> _GOAL_: Using the listing below, copy every line that mentions "JSON".

> _INPUT FOR THIS TASK_:
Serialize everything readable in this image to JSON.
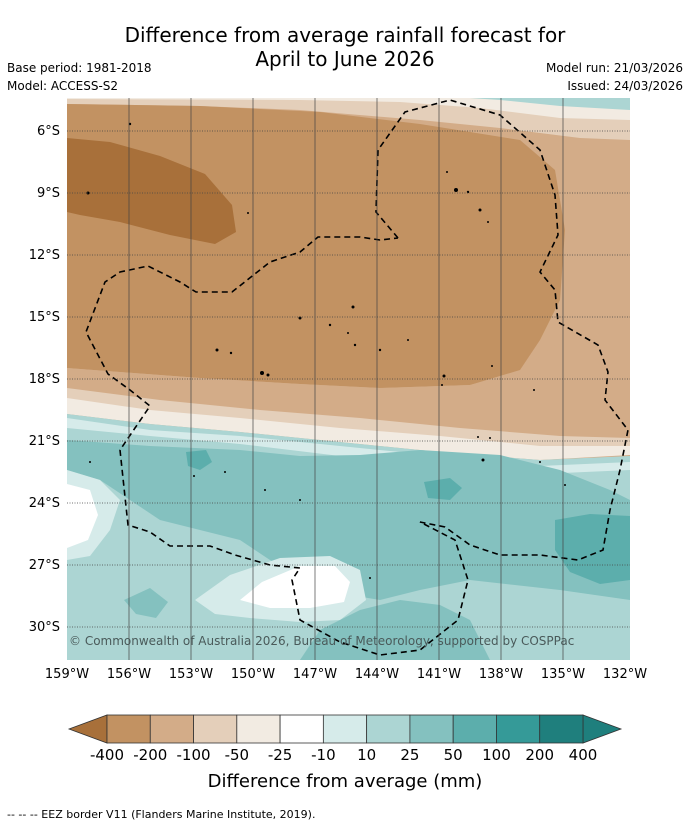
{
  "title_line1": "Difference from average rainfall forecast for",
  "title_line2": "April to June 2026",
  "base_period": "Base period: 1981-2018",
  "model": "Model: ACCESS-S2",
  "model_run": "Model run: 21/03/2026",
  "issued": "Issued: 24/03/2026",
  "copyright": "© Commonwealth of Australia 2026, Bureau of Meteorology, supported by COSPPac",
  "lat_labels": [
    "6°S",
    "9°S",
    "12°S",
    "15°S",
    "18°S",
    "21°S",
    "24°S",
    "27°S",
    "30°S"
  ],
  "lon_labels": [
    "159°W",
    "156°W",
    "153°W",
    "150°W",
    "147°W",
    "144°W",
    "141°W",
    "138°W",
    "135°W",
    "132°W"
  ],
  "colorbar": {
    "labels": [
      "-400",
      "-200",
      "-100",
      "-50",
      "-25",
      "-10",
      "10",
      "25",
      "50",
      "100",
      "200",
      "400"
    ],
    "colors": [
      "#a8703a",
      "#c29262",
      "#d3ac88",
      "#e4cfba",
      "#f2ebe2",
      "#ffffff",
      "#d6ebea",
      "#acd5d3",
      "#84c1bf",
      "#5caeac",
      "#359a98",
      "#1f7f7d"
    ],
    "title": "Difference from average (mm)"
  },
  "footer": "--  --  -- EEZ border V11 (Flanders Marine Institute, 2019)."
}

...

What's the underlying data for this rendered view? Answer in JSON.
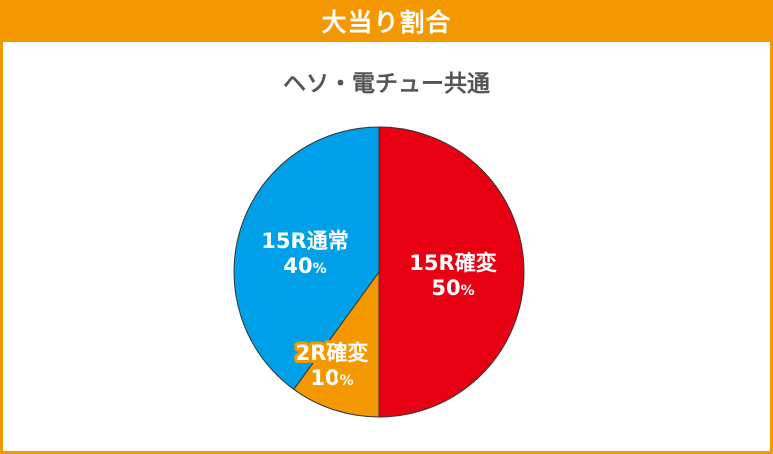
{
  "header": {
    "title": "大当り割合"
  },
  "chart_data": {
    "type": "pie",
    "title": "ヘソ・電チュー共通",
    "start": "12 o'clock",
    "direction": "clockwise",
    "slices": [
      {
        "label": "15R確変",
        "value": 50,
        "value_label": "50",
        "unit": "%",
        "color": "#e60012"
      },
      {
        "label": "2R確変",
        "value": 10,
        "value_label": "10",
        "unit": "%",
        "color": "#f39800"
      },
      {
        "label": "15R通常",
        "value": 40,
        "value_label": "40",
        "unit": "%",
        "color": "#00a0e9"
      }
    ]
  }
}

> _COMPLETED EXERCISE_:
Serialize everything readable in this image to JSON.
What's the underlying data for this rendered view? Answer in JSON.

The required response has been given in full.